### PROVIDED MATERIAL
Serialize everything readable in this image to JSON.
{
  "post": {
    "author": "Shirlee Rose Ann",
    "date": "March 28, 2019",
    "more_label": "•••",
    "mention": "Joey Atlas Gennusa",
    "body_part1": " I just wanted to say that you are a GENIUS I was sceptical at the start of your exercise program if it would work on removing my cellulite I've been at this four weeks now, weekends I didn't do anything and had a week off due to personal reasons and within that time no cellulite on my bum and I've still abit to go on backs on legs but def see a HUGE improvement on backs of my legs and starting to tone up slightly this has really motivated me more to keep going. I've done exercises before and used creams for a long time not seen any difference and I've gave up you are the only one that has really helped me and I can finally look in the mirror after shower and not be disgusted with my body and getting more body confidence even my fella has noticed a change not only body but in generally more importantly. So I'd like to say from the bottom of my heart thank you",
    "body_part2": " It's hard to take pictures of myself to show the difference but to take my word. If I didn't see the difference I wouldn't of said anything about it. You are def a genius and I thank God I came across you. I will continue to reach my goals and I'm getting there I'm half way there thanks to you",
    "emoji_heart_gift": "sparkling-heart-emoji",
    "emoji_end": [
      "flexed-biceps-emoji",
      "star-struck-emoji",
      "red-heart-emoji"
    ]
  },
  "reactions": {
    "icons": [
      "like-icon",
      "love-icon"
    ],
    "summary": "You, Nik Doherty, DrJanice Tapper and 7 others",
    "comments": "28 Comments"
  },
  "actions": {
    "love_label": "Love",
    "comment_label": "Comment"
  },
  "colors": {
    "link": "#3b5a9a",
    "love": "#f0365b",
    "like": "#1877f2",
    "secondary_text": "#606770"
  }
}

### CHALLENGE
Print the entries exactly. Include every one.

### ANSWER TO THIS PROBLEM
Serialize everything readable in this image to JSON.
{
  "post": {
    "author": "Shirlee Rose Ann",
    "date": "March 28, 2019",
    "more_label": "•••",
    "mention": "Joey Atlas Gennusa",
    "body_part1": " I just wanted to say that you are a GENIUS I was sceptical at the start of your exercise program if it would work on removing my cellulite I've been at this four weeks now, weekends I didn't do anything and had a week off due to personal reasons and within that time no cellulite on my bum and I've still abit to go on backs on legs but def see a HUGE improvement on backs of my legs and starting to tone up slightly this has really motivated me more to keep going. I've done exercises before and used creams for a long time not seen any difference and I've gave up you are the only one that has really helped me and I can finally look in the mirror after shower and not be disgusted with my body and getting more body confidence even my fella has noticed a change not only body but in generally more importantly. So I'd like to say from the bottom of my heart thank you",
    "body_part2": " It's hard to take pictures of myself to show the difference but to take my word. If I didn't see the difference I wouldn't of said anything about it. You are def a genius and I thank God I came across you. I will continue to reach my goals and I'm getting there I'm half way there thanks to you",
    "emoji_heart_gift": "sparkling-heart-emoji",
    "emoji_end": [
      "flexed-biceps-emoji",
      "star-struck-emoji",
      "red-heart-emoji"
    ]
  },
  "reactions": {
    "icons": [
      "like-icon",
      "love-icon"
    ],
    "summary": "You, Nik Doherty, DrJanice Tapper and 7 others",
    "comments": "28 Comments"
  },
  "actions": {
    "love_label": "Love",
    "comment_label": "Comment"
  },
  "colors": {
    "link": "#3b5a9a",
    "love": "#f0365b",
    "like": "#1877f2",
    "secondary_text": "#606770"
  }
}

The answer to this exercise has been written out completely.